§ **YOUR INSTRUCTIONS**
Copy every entry exactly as given, minus the images.

§ **Stored data entries**
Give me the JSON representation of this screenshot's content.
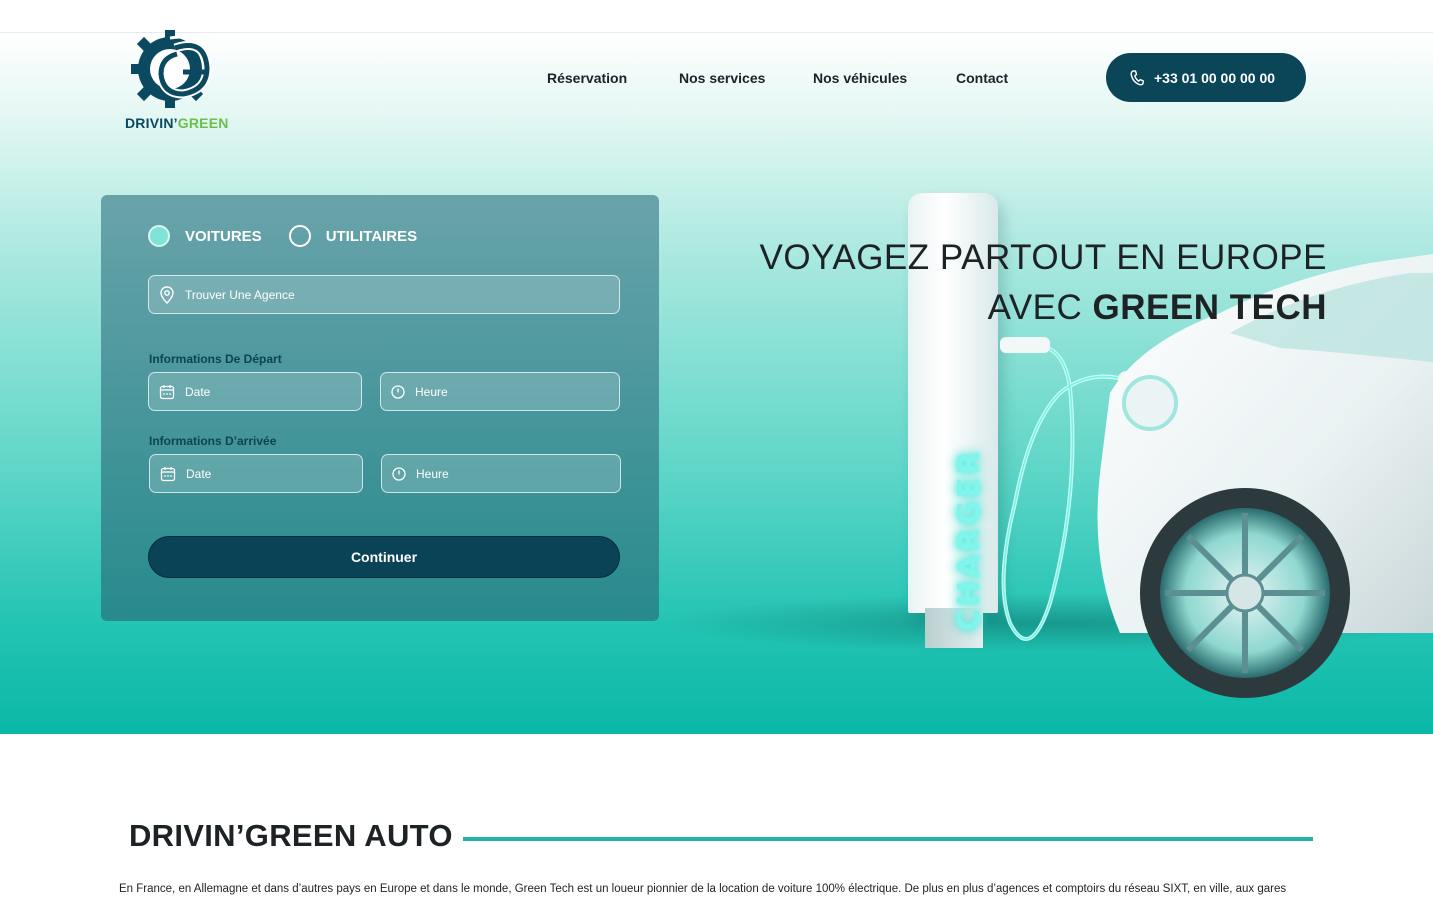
{
  "brand": {
    "name_part1": "DRIVIN’",
    "name_part2": "GREEN",
    "colors": {
      "primary": "#0a4558",
      "accent": "#6cc04a",
      "teal": "#22b3aa"
    }
  },
  "nav": {
    "items": [
      "Réservation",
      "Nos services",
      "Nos véhicules",
      "Contact"
    ],
    "phone": "+33 01 00 00 00 00"
  },
  "hero": {
    "headline_line1": "VOYAGEZ PARTOUT EN EUROPE",
    "headline_line2_prefix": "AVEC ",
    "headline_line2_bold": "GREEN TECH",
    "charger_label": "CHARGER"
  },
  "booking": {
    "vehicle_types": [
      {
        "label": "VOITURES",
        "selected": true
      },
      {
        "label": "UTILITAIRES",
        "selected": false
      }
    ],
    "agency_placeholder": "Trouver Une Agence",
    "departure_label": "Informations De Départ",
    "arrival_label": "Informations D’arrivée",
    "date_placeholder": "Date",
    "time_placeholder": "Heure",
    "continue_label": "Continuer"
  },
  "about": {
    "title": "DRIVIN’GREEN AUTO",
    "text": "En France, en Allemagne et dans d’autres pays en Europe et dans le monde, Green Tech est un loueur pionnier de la location de voiture 100% électrique. De plus en plus d’agences et comptoirs du réseau SIXT, en ville, aux gares"
  }
}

§ **SOLVED PROBLEM**
Give me the JSON representation of this screenshot's content.
{
  "brand": {
    "name_part1": "DRIVIN’",
    "name_part2": "GREEN",
    "colors": {
      "primary": "#0a4558",
      "accent": "#6cc04a",
      "teal": "#22b3aa"
    }
  },
  "nav": {
    "items": [
      "Réservation",
      "Nos services",
      "Nos véhicules",
      "Contact"
    ],
    "phone": "+33 01 00 00 00 00"
  },
  "hero": {
    "headline_line1": "VOYAGEZ PARTOUT EN EUROPE",
    "headline_line2_prefix": "AVEC ",
    "headline_line2_bold": "GREEN TECH",
    "charger_label": "CHARGER"
  },
  "booking": {
    "vehicle_types": [
      {
        "label": "VOITURES",
        "selected": true
      },
      {
        "label": "UTILITAIRES",
        "selected": false
      }
    ],
    "agency_placeholder": "Trouver Une Agence",
    "departure_label": "Informations De Départ",
    "arrival_label": "Informations D’arrivée",
    "date_placeholder": "Date",
    "time_placeholder": "Heure",
    "continue_label": "Continuer"
  },
  "about": {
    "title": "DRIVIN’GREEN AUTO",
    "text": "En France, en Allemagne et dans d’autres pays en Europe et dans le monde, Green Tech est un loueur pionnier de la location de voiture 100% électrique. De plus en plus d’agences et comptoirs du réseau SIXT, en ville, aux gares"
  }
}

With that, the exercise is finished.